▶ **Data listing**
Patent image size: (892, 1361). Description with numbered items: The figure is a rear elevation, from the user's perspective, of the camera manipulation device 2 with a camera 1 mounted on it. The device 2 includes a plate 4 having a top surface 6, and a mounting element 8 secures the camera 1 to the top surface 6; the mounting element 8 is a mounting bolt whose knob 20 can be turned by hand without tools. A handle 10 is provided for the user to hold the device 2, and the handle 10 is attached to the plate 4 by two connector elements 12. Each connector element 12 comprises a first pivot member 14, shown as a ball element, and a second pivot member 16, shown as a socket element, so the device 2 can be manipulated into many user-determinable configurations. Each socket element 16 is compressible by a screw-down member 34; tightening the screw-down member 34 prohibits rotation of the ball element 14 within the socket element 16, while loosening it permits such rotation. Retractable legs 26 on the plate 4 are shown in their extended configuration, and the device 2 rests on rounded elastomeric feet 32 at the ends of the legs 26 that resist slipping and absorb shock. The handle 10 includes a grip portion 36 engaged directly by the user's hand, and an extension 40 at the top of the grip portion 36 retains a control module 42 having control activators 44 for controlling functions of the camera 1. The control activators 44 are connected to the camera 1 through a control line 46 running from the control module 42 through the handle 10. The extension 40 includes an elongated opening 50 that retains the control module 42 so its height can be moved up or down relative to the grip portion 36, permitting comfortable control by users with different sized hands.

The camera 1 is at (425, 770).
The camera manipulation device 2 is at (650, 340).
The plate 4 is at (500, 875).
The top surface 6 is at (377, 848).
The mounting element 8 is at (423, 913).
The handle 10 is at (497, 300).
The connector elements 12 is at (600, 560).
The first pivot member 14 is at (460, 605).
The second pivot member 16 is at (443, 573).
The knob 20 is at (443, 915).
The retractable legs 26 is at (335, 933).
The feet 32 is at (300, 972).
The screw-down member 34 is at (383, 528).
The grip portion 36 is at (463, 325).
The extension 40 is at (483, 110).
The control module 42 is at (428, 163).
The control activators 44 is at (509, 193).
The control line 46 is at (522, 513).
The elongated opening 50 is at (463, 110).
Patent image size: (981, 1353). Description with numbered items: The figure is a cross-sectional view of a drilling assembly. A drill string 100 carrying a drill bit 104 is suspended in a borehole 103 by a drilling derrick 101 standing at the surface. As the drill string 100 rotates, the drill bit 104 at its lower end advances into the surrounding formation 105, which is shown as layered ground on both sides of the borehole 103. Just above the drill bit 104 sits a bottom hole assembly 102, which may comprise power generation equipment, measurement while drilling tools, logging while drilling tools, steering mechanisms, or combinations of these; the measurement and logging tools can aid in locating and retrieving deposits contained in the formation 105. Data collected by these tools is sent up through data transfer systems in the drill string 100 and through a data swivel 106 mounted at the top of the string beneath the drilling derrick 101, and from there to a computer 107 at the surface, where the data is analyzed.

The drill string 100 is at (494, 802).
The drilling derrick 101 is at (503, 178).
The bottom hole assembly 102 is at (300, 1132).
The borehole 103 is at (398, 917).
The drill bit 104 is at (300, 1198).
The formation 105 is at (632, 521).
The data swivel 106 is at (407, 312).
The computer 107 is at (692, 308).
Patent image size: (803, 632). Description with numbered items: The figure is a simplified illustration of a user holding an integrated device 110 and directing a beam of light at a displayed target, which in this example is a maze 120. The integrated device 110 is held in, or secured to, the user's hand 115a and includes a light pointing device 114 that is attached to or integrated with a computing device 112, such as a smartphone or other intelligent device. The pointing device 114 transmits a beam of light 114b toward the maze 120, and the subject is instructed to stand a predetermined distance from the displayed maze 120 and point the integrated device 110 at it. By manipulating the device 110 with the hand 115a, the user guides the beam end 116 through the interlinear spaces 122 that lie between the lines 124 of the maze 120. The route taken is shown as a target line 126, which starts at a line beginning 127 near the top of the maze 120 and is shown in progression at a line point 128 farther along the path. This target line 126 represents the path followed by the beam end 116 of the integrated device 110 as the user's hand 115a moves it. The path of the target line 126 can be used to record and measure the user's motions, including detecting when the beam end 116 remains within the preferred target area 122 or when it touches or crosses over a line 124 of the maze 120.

▶ **Your objective**
Rewrite every line of the rows above as a numbered list, omitting any blank lines.

▶ **Reply to the exercise**
1. Patent image size: (892, 1361). Description with numbered items: The figure is a rear elevation, from the user's perspective, of the camera manipulation device 2 with a camera 1 mounted on it. The device 2 includes a plate 4 having a top surface 6, and a mounting element 8 secures the camera 1 to the top surface 6; the mounting element 8 is a mounting bolt whose knob 20 can be turned by hand without tools. A handle 10 is provided for the user to hold the device 2, and the handle 10 is attached to the plate 4 by two connector elements 12. Each connector element 12 comprises a first pivot member 14, shown as a ball element, and a second pivot member 16, shown as a socket element, so the device 2 can be manipulated into many user-determinable configurations. Each socket element 16 is compressible by a screw-down member 34; tightening the screw-down member 34 prohibits rotation of the ball element 14 within the socket element 16, while loosening it permits such rotation. Retractable legs 26 on the plate 4 are shown in their extended configuration, and the device 2 rests on rounded elastomeric feet 32 at the ends of the legs 26 that resist slipping and absorb shock. The handle 10 includes a grip portion 36 engaged directly by the user's hand, and an extension 40 at the top of the grip portion 36 retains a control module 42 having control activators 44 for controlling functions of the camera 1. The control activators 44 are connected to the camera 1 through a control line 46 running from the control module 42 through the handle 10. The extension 40 includes an elongated opening 50 that retains the control module 42 so its height can be moved up or down relative to the grip portion 36, permitting comfortable control by users with different sized hands.
2. The camera 1 is at (425, 770).
3. The camera manipulation device 2 is at (650, 340).
4. The plate 4 is at (500, 875).
5. The top surface 6 is at (377, 848).
6. The mounting element 8 is at (423, 913).
7. The handle 10 is at (497, 300).
8. The connector elements 12 is at (600, 560).
9. The first pivot member 14 is at (460, 605).
10. The second pivot member 16 is at (443, 573).
11. The knob 20 is at (443, 915).
12. The retractable legs 26 is at (335, 933).
13. The feet 32 is at (300, 972).
14. The screw-down member 34 is at (383, 528).
15. The grip portion 36 is at (463, 325).
16. The extension 40 is at (483, 110).
17. The control module 42 is at (428, 163).
18. The control activators 44 is at (509, 193).
19. The control line 46 is at (522, 513).
20. The elongated opening 50 is at (463, 110).
21. Patent image size: (981, 1353). Description with numbered items: The figure is a cross-sectional view of a drilling assembly. A drill string 100 carrying a drill bit 104 is suspended in a borehole 103 by a drilling derrick 101 standing at the surface. As the drill string 100 rotates, the drill bit 104 at its lower end advances into the surrounding formation 105, which is shown as layered ground on both sides of the borehole 103. Just above the drill bit 104 sits a bottom hole assembly 102, which may comprise power generation equipment, measurement while drilling tools, logging while drilling tools, steering mechanisms, or combinations of these; the measurement and logging tools can aid in locating and retrieving deposits contained in the formation 105. Data collected by these tools is sent up through data transfer systems in the drill string 100 and through a data swivel 106 mounted at the top of the string beneath the drilling derrick 101, and from there to a computer 107 at the surface, where the data is analyzed.
22. The drill string 100 is at (494, 802).
23. The drilling derrick 101 is at (503, 178).
24. The bottom hole assembly 102 is at (300, 1132).
25. The borehole 103 is at (398, 917).
26. The drill bit 104 is at (300, 1198).
27. The formation 105 is at (632, 521).
28. The data swivel 106 is at (407, 312).
29. The computer 107 is at (692, 308).
30. Patent image size: (803, 632). Description with numbered items: The figure is a simplified illustration of a user holding an integrated device 110 and directing a beam of light at a displayed target, which in this example is a maze 120. The integrated device 110 is held in, or secured to, the user's hand 115a and includes a light pointing device 114 that is attached to or integrated with a computing device 112, such as a smartphone or other intelligent device. The pointing device 114 transmits a beam of light 114b toward the maze 120, and the subject is instructed to stand a predetermined distance from the displayed maze 120 and point the integrated device 110 at it. By manipulating the device 110 with the hand 115a, the user guides the beam end 116 through the interlinear spaces 122 that lie between the lines 124 of the maze 120. The route taken is shown as a target line 126, which starts at a line beginning 127 near the top of the maze 120 and is shown in progression at a line point 128 farther along the path. This target line 126 represents the path followed by the beam end 116 of the integrated device 110 as the user's hand 115a moves it. The path of the target line 126 can be used to record and measure the user's motions, including detecting when the beam end 116 remains within the preferred target area 122 or when it touches or crosses over a line 124 of the maze 120.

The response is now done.